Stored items
────────────────────────────────────────

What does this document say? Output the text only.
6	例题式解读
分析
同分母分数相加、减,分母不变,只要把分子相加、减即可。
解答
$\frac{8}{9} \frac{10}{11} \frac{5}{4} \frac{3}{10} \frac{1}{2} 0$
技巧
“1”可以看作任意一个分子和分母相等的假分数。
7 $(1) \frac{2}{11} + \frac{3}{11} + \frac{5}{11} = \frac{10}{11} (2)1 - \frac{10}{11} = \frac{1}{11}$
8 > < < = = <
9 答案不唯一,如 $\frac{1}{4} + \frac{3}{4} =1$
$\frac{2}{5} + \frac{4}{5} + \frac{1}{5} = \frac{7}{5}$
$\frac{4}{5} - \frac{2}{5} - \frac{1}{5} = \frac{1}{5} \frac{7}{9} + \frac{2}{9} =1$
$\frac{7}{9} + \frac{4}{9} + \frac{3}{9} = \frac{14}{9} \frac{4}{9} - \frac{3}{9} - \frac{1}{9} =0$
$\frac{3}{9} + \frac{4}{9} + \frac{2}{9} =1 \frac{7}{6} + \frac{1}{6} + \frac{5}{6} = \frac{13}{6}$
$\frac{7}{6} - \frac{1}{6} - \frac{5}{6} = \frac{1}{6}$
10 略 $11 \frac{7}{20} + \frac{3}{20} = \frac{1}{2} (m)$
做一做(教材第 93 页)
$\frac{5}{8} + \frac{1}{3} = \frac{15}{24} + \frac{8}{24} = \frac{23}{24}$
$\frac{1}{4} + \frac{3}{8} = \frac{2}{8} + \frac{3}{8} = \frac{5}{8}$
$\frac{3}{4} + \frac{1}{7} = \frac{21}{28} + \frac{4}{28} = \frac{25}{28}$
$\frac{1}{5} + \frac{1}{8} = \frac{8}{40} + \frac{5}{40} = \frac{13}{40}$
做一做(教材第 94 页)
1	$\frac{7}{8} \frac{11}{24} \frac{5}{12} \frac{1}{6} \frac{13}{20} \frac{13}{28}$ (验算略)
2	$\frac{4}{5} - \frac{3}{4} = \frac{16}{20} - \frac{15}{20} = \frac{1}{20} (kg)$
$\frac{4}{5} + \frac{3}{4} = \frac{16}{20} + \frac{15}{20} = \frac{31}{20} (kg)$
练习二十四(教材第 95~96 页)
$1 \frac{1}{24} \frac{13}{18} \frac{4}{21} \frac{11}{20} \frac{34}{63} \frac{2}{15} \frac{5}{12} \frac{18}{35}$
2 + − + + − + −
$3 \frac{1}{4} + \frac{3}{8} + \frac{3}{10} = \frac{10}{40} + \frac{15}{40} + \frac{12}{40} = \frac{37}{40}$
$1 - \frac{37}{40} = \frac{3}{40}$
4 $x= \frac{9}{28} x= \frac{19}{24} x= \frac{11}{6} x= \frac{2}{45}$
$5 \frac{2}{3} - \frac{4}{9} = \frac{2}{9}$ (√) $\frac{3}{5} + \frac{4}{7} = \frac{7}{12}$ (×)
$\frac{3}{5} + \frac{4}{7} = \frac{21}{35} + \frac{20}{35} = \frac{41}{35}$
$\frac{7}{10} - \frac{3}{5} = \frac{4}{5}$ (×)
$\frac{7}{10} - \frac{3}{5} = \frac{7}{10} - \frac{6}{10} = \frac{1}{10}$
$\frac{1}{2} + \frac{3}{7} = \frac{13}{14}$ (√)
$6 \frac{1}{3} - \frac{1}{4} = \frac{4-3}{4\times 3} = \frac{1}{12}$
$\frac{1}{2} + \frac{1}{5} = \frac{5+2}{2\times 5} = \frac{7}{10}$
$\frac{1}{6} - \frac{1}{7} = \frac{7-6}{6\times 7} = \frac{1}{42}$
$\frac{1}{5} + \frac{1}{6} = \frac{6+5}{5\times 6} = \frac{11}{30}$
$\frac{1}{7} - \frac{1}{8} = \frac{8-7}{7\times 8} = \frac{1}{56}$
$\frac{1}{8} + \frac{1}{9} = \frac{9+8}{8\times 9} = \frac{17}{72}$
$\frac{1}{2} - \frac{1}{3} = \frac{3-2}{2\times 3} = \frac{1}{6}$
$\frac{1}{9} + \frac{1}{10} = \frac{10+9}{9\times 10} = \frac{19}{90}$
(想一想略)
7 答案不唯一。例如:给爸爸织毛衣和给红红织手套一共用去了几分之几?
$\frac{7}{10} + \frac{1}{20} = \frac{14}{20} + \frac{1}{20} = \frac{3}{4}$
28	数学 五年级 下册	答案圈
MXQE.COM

────────────────────────────────────────

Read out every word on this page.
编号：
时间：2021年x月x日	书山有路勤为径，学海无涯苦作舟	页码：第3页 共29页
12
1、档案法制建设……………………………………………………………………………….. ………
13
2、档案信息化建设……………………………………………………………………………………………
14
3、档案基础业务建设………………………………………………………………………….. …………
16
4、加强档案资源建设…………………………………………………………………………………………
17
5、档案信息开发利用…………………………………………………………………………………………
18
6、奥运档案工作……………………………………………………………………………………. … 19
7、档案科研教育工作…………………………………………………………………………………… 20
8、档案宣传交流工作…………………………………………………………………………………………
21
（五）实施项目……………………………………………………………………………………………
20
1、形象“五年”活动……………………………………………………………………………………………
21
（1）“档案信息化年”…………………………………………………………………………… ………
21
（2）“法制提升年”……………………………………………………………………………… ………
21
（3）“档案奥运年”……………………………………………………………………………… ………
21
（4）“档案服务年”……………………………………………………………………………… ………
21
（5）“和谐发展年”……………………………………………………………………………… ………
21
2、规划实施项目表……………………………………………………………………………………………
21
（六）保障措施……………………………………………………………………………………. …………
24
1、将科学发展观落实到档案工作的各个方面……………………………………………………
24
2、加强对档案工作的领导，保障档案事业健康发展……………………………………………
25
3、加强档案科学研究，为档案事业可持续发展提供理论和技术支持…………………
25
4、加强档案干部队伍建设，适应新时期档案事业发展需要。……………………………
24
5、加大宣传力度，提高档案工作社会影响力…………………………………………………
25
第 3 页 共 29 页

────────────────────────────────────────

Problem — Write out every line of the data that holds the word "times".

Exercise response —
$6 \frac{1}{3} - \frac{1}{4} = \frac{4-3}{4\times 3} = \frac{1}{12}$
$\frac{1}{2} + \frac{1}{5} = \frac{5+2}{2\times 5} = \frac{7}{10}$
$\frac{1}{6} - \frac{1}{7} = \frac{7-6}{6\times 7} = \frac{1}{42}$
$\frac{1}{5} + \frac{1}{6} = \frac{6+5}{5\times 6} = \frac{11}{30}$
$\frac{1}{7} - \frac{1}{8} = \frac{8-7}{7\times 8} = \frac{1}{56}$
$\frac{1}{8} + \frac{1}{9} = \frac{9+8}{8\times 9} = \frac{17}{72}$
$\frac{1}{2} - \frac{1}{3} = \frac{3-2}{2\times 3} = \frac{1}{6}$
$\frac{1}{9} + \frac{1}{10} = \frac{10+9}{9\times 10} = \frac{19}{90}$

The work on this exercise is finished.